Written exercise
Reproduce the whole listing, character for character.

Data entries for graphics
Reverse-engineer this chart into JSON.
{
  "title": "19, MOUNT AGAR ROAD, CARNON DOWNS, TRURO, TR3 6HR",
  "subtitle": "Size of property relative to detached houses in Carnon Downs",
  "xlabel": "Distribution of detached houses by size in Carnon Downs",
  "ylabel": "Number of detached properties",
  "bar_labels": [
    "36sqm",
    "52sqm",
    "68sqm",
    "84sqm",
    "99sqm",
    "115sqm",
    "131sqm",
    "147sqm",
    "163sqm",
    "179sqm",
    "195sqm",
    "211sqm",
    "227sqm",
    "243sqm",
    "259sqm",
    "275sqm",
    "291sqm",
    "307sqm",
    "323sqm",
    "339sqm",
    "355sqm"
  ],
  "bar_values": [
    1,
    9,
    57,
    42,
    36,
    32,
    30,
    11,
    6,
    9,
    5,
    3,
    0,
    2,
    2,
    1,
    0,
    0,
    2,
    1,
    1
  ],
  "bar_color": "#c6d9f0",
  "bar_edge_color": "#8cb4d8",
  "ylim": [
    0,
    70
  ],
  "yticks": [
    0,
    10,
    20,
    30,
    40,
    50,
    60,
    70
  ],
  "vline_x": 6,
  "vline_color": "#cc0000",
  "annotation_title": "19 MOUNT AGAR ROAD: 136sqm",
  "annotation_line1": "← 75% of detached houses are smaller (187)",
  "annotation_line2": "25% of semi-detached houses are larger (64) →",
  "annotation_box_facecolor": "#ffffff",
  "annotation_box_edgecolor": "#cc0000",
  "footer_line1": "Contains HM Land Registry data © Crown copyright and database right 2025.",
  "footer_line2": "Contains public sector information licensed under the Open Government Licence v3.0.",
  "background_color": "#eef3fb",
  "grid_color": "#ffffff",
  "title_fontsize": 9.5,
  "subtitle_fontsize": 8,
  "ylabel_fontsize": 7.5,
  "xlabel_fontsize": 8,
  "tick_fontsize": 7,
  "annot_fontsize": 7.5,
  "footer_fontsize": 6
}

Result
Reverse-engineer this chart into JSON.
{
  "title": "19, MOUNT AGAR ROAD, CARNON DOWNS, TRURO, TR3 6HR",
  "subtitle": "Size of property relative to detached houses in Carnon Downs",
  "xlabel": "Distribution of detached houses by size in Carnon Downs",
  "ylabel": "Number of detached properties",
  "bar_labels": [
    "36sqm",
    "52sqm",
    "68sqm",
    "84sqm",
    "99sqm",
    "115sqm",
    "131sqm",
    "147sqm",
    "163sqm",
    "179sqm",
    "195sqm",
    "211sqm",
    "227sqm",
    "243sqm",
    "259sqm",
    "275sqm",
    "291sqm",
    "307sqm",
    "323sqm",
    "339sqm",
    "355sqm"
  ],
  "bar_values": [
    1,
    9,
    57,
    42,
    36,
    32,
    30,
    11,
    6,
    9,
    5,
    3,
    0,
    2,
    2,
    1,
    0,
    0,
    2,
    1,
    1
  ],
  "bar_color": "#c6d9f0",
  "bar_edge_color": "#8cb4d8",
  "ylim": [
    0,
    70
  ],
  "yticks": [
    0,
    10,
    20,
    30,
    40,
    50,
    60,
    70
  ],
  "vline_x": 6,
  "vline_color": "#cc0000",
  "annotation_title": "19 MOUNT AGAR ROAD: 136sqm",
  "annotation_line1": "← 75% of detached houses are smaller (187)",
  "annotation_line2": "25% of semi-detached houses are larger (64) →",
  "annotation_box_facecolor": "#ffffff",
  "annotation_box_edgecolor": "#cc0000",
  "footer_line1": "Contains HM Land Registry data © Crown copyright and database right 2025.",
  "footer_line2": "Contains public sector information licensed under the Open Government Licence v3.0.",
  "background_color": "#eef3fb",
  "grid_color": "#ffffff",
  "title_fontsize": 9.5,
  "subtitle_fontsize": 8,
  "ylabel_fontsize": 7.5,
  "xlabel_fontsize": 8,
  "tick_fontsize": 7,
  "annot_fontsize": 7.5,
  "footer_fontsize": 6
}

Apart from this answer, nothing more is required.